** BEGIN **
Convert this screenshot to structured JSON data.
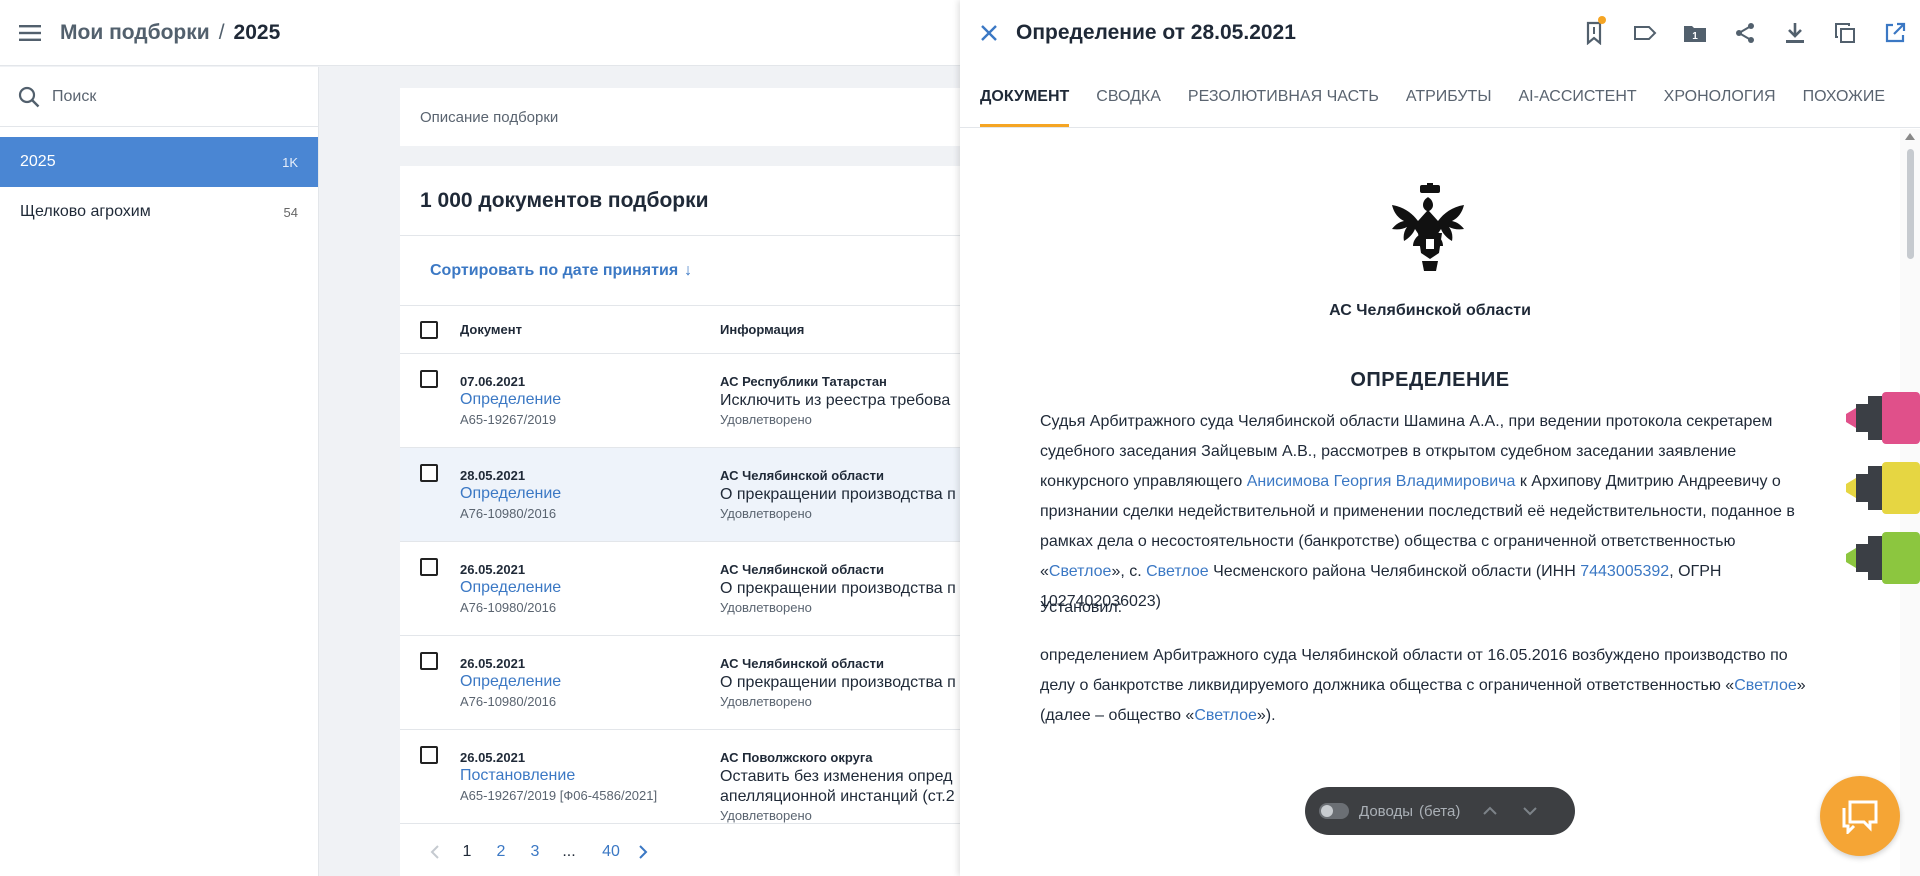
{
  "header": {
    "menu_icon": "hamburger-icon",
    "crumb_root": "Мои подборки",
    "crumb_sep": "/",
    "crumb_current": "2025"
  },
  "sidebar": {
    "search_placeholder": "Поиск",
    "items": [
      {
        "label": "2025",
        "count": "1K",
        "active": true
      },
      {
        "label": "Щелково агрохим",
        "count": "54",
        "active": false
      }
    ]
  },
  "main": {
    "description_placeholder": "Описание подборки",
    "list_title": "1 000 документов подборки",
    "sort_label": "Сортировать по дате принятия",
    "sort_arrow": "↓",
    "col_document": "Документ",
    "col_info": "Информация",
    "rows": [
      {
        "date": "07.06.2021",
        "type": "Определение",
        "num": "А65-19267/2019",
        "court": "АС Республики Татарстан",
        "text": "Исключить из реестра требова",
        "status": "Удовлетворено"
      },
      {
        "date": "28.05.2021",
        "type": "Определение",
        "num": "А76-10980/2016",
        "court": "АС Челябинской области",
        "text": "О прекращении производства п",
        "status": "Удовлетворено"
      },
      {
        "date": "26.05.2021",
        "type": "Определение",
        "num": "А76-10980/2016",
        "court": "АС Челябинской области",
        "text": "О прекращении производства п",
        "status": "Удовлетворено"
      },
      {
        "date": "26.05.2021",
        "type": "Определение",
        "num": "А76-10980/2016",
        "court": "АС Челябинской области",
        "text": "О прекращении производства п",
        "status": "Удовлетворено"
      },
      {
        "date": "26.05.2021",
        "type": "Постановление",
        "num": "А65-19267/2019 [Ф06-4586/2021]",
        "court": "АС Поволжского округа",
        "text": "Оставить без изменения опред",
        "text2": "апелляционной инстанций (ст.2",
        "status": "Удовлетворено"
      }
    ],
    "pager": {
      "pages": [
        "1",
        "2",
        "3"
      ],
      "dots": "...",
      "last": "40",
      "current": "1"
    }
  },
  "panel": {
    "title": "Определение от 28.05.2021",
    "tools": [
      "bookmark-icon",
      "tag-icon",
      "folder-icon",
      "share-icon",
      "download-icon",
      "copy-icon",
      "open-external-icon"
    ],
    "folder_badge": "1",
    "tabs": [
      "Документ",
      "Сводка",
      "Резолютивная часть",
      "Атрибуты",
      "AI-Ассистент",
      "Хронология",
      "Похожие"
    ],
    "active_tab": 0,
    "doc": {
      "court": "АС Челябинской области",
      "title": "ОПРЕДЕЛЕНИЕ",
      "p1_a": "Судья Арбитражного суда Челябинской области Шамина А.А., при ведении протокола секретарем судебного заседания Зайцевым А.В., рассмотрев в открытом судебном заседании заявление конкурсного управляющего ",
      "p1_link1": "Анисимова Георгия Владимировича",
      "p1_b": " к Архипову Дмитрию Андреевичу о признании сделки недействительной и применении последствий её недействительности, поданное в рамках дела о несостоятельности (банкротстве) общества с ограниченной ответственностью «",
      "p1_link2": "Светлое",
      "p1_c": "», с. ",
      "p1_link3": "Светлое",
      "p1_d": " Чесменского района Челябинской области (ИНН ",
      "p1_link4": "7443005392",
      "p1_e": ", ОГРН 1027402036023)",
      "p2": "Установил:",
      "p3_a": "определением Арбитражного суда Челябинской области от 16.05.2016 возбуждено производство по делу о банкротстве ликвидируемого должника общества с ограниченной ответственностью «",
      "p3_link1": "Светлое",
      "p3_b": "» (далее – общество «",
      "p3_link2": "Светлое",
      "p3_c": "»)."
    },
    "highlighters": [
      {
        "name": "pink-highlighter-icon",
        "color": "#e0508a"
      },
      {
        "name": "yellow-highlighter-icon",
        "color": "#e6d642"
      },
      {
        "name": "green-highlighter-icon",
        "color": "#8cc63f"
      }
    ],
    "arguments_toggle": "Доводы",
    "arguments_beta": "(бета)",
    "chat_icon": "chat-icon"
  },
  "colors": {
    "accent": "#f5a524",
    "link": "#3b78c4",
    "active_item": "#4a86d3"
  }
}
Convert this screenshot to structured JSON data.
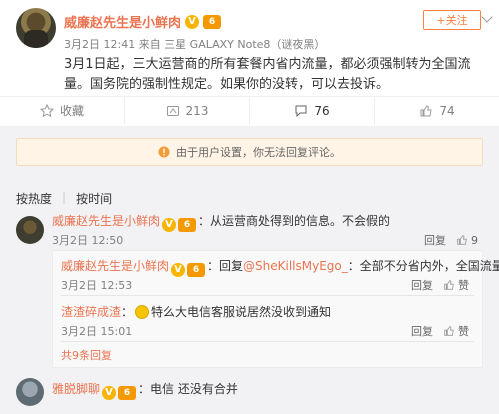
{
  "post": {
    "author": "威廉赵先生是小鲜肉",
    "meta": "3月2日 12:41 来自 三星 GALAXY Note8（谜夜黑）",
    "follow_label": "+关注",
    "text": "3月1日起，三大运营商的所有套餐内省内流量，都必须强制转为全国流量。国务院的强制性规定。如果你的没转，可以去投诉。",
    "actions": {
      "favorite": "收藏",
      "repost_count": "213",
      "comment_count": "76",
      "like_count": "74"
    }
  },
  "comments_section": {
    "notice": "由于用户设置，你无法回复评论。",
    "sort_hot": "按热度",
    "sort_time": "按时间",
    "comments": [
      {
        "author": "威廉赵先生是小鲜肉",
        "text": "：从运营商处得到的信息。不会假的",
        "time": "3月2日 12:50",
        "reply_label": "回复",
        "likes": "9",
        "replies": [
          {
            "author": "威廉赵先生是小鲜肉",
            "prefix": "：回复",
            "mention": "@SheKillsMyEgo_",
            "text": "：全部不分省内外，全国流量",
            "time": "3月2日 12:53",
            "reply_label": "回复",
            "like_label": "赞"
          },
          {
            "author": "渣渣碎成渣",
            "text": "特么大电信客服说居然没收到通知",
            "time": "3月2日 15:01",
            "reply_label": "回复",
            "like_label": "赞"
          }
        ],
        "more_replies": "共9条回复"
      },
      {
        "author": "雅脱脚聊",
        "text": "：电信 还没有合并"
      }
    ]
  },
  "colors": {
    "accent": "#eb7350",
    "follow": "#ff8140",
    "notice_bg": "#fff4e6",
    "comments_bg": "#f2f2f5"
  },
  "icons": [
    "chevron-down-icon",
    "star-icon",
    "repost-icon",
    "comment-icon",
    "like-icon",
    "info-icon",
    "verified-icon",
    "vip-icon"
  ]
}
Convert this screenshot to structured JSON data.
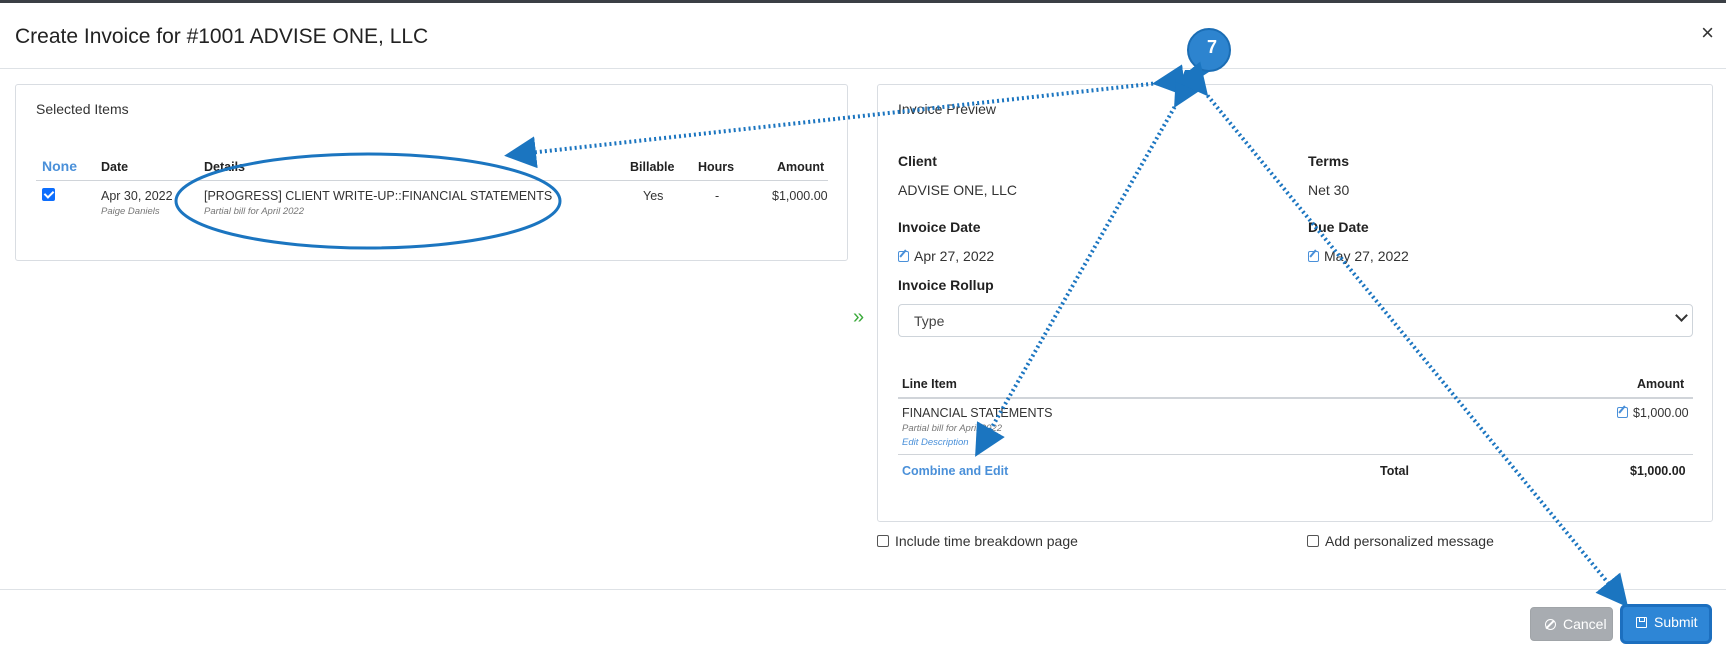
** END **
To be done =>
Restate the data above word for word. Do not include the images.

Result below =>
Convert this screenshot to structured JSON data.
{
  "header": {
    "menu_icon": "hamburger-icon",
    "crumb_root": "Мои подборки",
    "crumb_sep": "/",
    "crumb_current": "2025"
  },
  "sidebar": {
    "search_placeholder": "Поиск",
    "items": [
      {
        "label": "2025",
        "count": "1K",
        "active": true
      },
      {
        "label": "Щелково агрохим",
        "count": "54",
        "active": false
      }
    ]
  },
  "main": {
    "description_placeholder": "Описание подборки",
    "list_title": "1 000 документов подборки",
    "sort_label": "Сортировать по дате принятия",
    "sort_arrow": "↓",
    "col_document": "Документ",
    "col_info": "Информация",
    "rows": [
      {
        "date": "07.06.2021",
        "type": "Определение",
        "num": "А65-19267/2019",
        "court": "АС Республики Татарстан",
        "text": "Исключить из реестра требова",
        "status": "Удовлетворено"
      },
      {
        "date": "28.05.2021",
        "type": "Определение",
        "num": "А76-10980/2016",
        "court": "АС Челябинской области",
        "text": "О прекращении производства п",
        "status": "Удовлетворено"
      },
      {
        "date": "26.05.2021",
        "type": "Определение",
        "num": "А76-10980/2016",
        "court": "АС Челябинской области",
        "text": "О прекращении производства п",
        "status": "Удовлетворено"
      },
      {
        "date": "26.05.2021",
        "type": "Определение",
        "num": "А76-10980/2016",
        "court": "АС Челябинской области",
        "text": "О прекращении производства п",
        "status": "Удовлетворено"
      },
      {
        "date": "26.05.2021",
        "type": "Постановление",
        "num": "А65-19267/2019 [Ф06-4586/2021]",
        "court": "АС Поволжского округа",
        "text": "Оставить без изменения опред",
        "text2": "апелляционной инстанций (ст.2",
        "status": "Удовлетворено"
      }
    ],
    "pager": {
      "pages": [
        "1",
        "2",
        "3"
      ],
      "dots": "...",
      "last": "40",
      "current": "1"
    }
  },
  "panel": {
    "title": "Определение от 28.05.2021",
    "tools": [
      "bookmark-icon",
      "tag-icon",
      "folder-icon",
      "share-icon",
      "download-icon",
      "copy-icon",
      "open-external-icon"
    ],
    "folder_badge": "1",
    "tabs": [
      "Документ",
      "Сводка",
      "Резолютивная часть",
      "Атрибуты",
      "AI-Ассистент",
      "Хронология",
      "Похожие"
    ],
    "active_tab": 0,
    "doc": {
      "court": "АС Челябинской области",
      "title": "ОПРЕДЕЛЕНИЕ",
      "p1_a": "Судья Арбитражного суда Челябинской области Шамина А.А., при ведении протокола секретарем судебного заседания Зайцевым А.В., рассмотрев в открытом судебном заседании заявление конкурсного управляющего ",
      "p1_link1": "Анисимова Георгия Владимировича",
      "p1_b": " к Архипову Дмитрию Андреевичу о признании сделки недействительной и применении последствий её недействительности, поданное в рамках дела о несостоятельности (банкротстве) общества с ограниченной ответственностью «",
      "p1_link2": "Светлое",
      "p1_c": "», с. ",
      "p1_link3": "Светлое",
      "p1_d": " Чесменского района Челябинской области (ИНН ",
      "p1_link4": "7443005392",
      "p1_e": ", ОГРН 1027402036023)",
      "p2": "Установил:",
      "p3_a": "определением Арбитражного суда Челябинской области от 16.05.2016 возбуждено производство по делу о банкротстве ликвидируемого должника общества с ограниченной ответственностью «",
      "p3_link1": "Светлое",
      "p3_b": "» (далее – общество «",
      "p3_link2": "Светлое",
      "p3_c": "»)."
    },
    "highlighters": [
      {
        "name": "pink-highlighter-icon",
        "color": "#e0508a"
      },
      {
        "name": "yellow-highlighter-icon",
        "color": "#e6d642"
      },
      {
        "name": "green-highlighter-icon",
        "color": "#8cc63f"
      }
    ],
    "arguments_toggle": "Доводы",
    "arguments_beta": "(бета)",
    "chat_icon": "chat-icon"
  },
  "colors": {
    "accent": "#f5a524",
    "link": "#3b78c4",
    "active_item": "#4a86d3"
  }
}
Convert this screenshot to structured JSON data.
{
  "post": {
    "author": "威廉赵先生是小鲜肉",
    "meta": "3月2日 12:41 来自 三星 GALAXY Note8（谜夜黑）",
    "follow_label": "+关注",
    "text": "3月1日起，三大运营商的所有套餐内省内流量，都必须强制转为全国流量。国务院的强制性规定。如果你的没转，可以去投诉。",
    "actions": {
      "favorite": "收藏",
      "repost_count": "213",
      "comment_count": "76",
      "like_count": "74"
    }
  },
  "comments_section": {
    "notice": "由于用户设置，你无法回复评论。",
    "sort_hot": "按热度",
    "sort_time": "按时间",
    "comments": [
      {
        "author": "威廉赵先生是小鲜肉",
        "text": "：从运营商处得到的信息。不会假的",
        "time": "3月2日 12:50",
        "reply_label": "回复",
        "likes": "9",
        "replies": [
          {
            "author": "威廉赵先生是小鲜肉",
            "prefix": "：回复",
            "mention": "@SheKillsMyEgo_",
            "text": "：全部不分省内外，全国流量",
            "time": "3月2日 12:53",
            "reply_label": "回复",
            "like_label": "赞"
          },
          {
            "author": "渣渣碎成渣",
            "text": "特么大电信客服说居然没收到通知",
            "time": "3月2日 15:01",
            "reply_label": "回复",
            "like_label": "赞"
          }
        ],
        "more_replies": "共9条回复"
      },
      {
        "author": "雅脱脚聊",
        "text": "：电信 还没有合并"
      }
    ]
  },
  "colors": {
    "accent": "#eb7350",
    "follow": "#ff8140",
    "notice_bg": "#fff4e6",
    "comments_bg": "#f2f2f5"
  },
  "icons": [
    "chevron-down-icon",
    "star-icon",
    "repost-icon",
    "comment-icon",
    "like-icon",
    "info-icon",
    "verified-icon",
    "vip-icon"
  ]
}
Convert this screenshot to structured JSON data.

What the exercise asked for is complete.